**EXERCISE INSTRUCTIONS:**
**A.** Decide whether each statement agrees with the passage on upgrading to Office 98, answering yes or no and quoting the deciding words: (i) The writer has found Word Perfect stable. (ii) The writer paid about half the expected Office 98 upgrade price to upgrade to Office 97 on a Wintel machine. (iii) All three authors of the Word 6 books answered the writer's question.
**B.** Summarize the passage on upgrading to Office 98 in two sentences.

**SELECTED EXCERPT:**
*-*-*

Microsoft Office was my mainstay for a long time, specifically Word 5.1a and Excel 4.0. Excel 5.0 was a step backward for me, but I managed fairly well with it; however, Word 6.0.1 was an unmitigated disaster. Long-time readers of Mac Monitor may remember that I was asked to review three — I think it was three — books on Word 6 when it came out, and I wound up contacting the authors to see how they wrote the books since I couldn’t get the program to run. One of them told me quite honestly that she didn’t really write the book from personal experience with 6 but from what MS said that 6 would do and her long-standing expertise with 5.x. The other two refused comment, and I did not specifically quote the one who risked it. Now comes the promise of Office 98, and I am anxious to return to MS for word processing. I have never found Word Perfect to be very stable. Even after five years’ use, I can still unexpectedly have a document turn onto a bowl of word hash and not be able to do anything to get back to where I was before the tragedy. And either I have not learned ClarisWorks well enough or Word is more powerful. But the upgrade price is going to be in the vicinity of $300 for Office 98. And I really don’t need all of the stuff I will have to buy just to get Word and Excel. I can see it coming now — Bill Gates will claim that Office is fully integrated so that I cannot remove any of the components without disabling the entire suite. Whatever, as I write, I cannot afford $300 for the upgrade. On my Wintel machine I upgraded to Office 97 for about half of that price. Why is the Mac version almost twice as expensive? If I have the $300, I will probably take the risk, but, as before, to be continued.

*-*-*

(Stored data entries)
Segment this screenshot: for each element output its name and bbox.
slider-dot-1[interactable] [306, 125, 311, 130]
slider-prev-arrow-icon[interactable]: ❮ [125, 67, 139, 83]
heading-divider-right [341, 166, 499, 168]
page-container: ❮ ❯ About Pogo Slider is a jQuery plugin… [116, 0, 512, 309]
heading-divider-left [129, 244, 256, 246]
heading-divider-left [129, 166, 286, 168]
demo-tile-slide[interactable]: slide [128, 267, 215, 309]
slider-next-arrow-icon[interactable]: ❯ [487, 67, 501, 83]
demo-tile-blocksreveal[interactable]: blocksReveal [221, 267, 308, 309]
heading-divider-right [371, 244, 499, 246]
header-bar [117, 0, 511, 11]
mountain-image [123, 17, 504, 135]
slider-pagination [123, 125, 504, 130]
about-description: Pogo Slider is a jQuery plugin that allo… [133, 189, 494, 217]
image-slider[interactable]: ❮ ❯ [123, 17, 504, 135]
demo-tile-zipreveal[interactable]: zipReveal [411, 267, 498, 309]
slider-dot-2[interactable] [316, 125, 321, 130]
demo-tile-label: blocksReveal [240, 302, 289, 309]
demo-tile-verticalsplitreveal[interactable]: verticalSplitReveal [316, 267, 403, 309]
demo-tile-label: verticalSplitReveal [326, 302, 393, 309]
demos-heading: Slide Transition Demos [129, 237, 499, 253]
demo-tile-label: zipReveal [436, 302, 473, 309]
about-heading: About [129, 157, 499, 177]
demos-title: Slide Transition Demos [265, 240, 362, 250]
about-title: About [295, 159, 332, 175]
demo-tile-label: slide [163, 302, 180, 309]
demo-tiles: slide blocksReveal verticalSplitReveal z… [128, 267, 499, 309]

*-*-*

**RESPONSES TO THE TASKS:**
**A.**
(i) No: "I have never found Word Perfect to be very stable."
(ii) Yes: "On my Wintel machine I upgraded to Office 97 for about half of that price."
(iii) No: "The other two refused comment"

**B.** After Word 6.0.1 proved an unmitigated disaster, the writer is anxious to return to Microsoft for word processing with Office 98, having never found Word Perfect very stable. But the upgrade price of about $300 is almost twice what the writer paid for Office 97 on a Wintel machine, and the writer cannot afford it at the time of writing.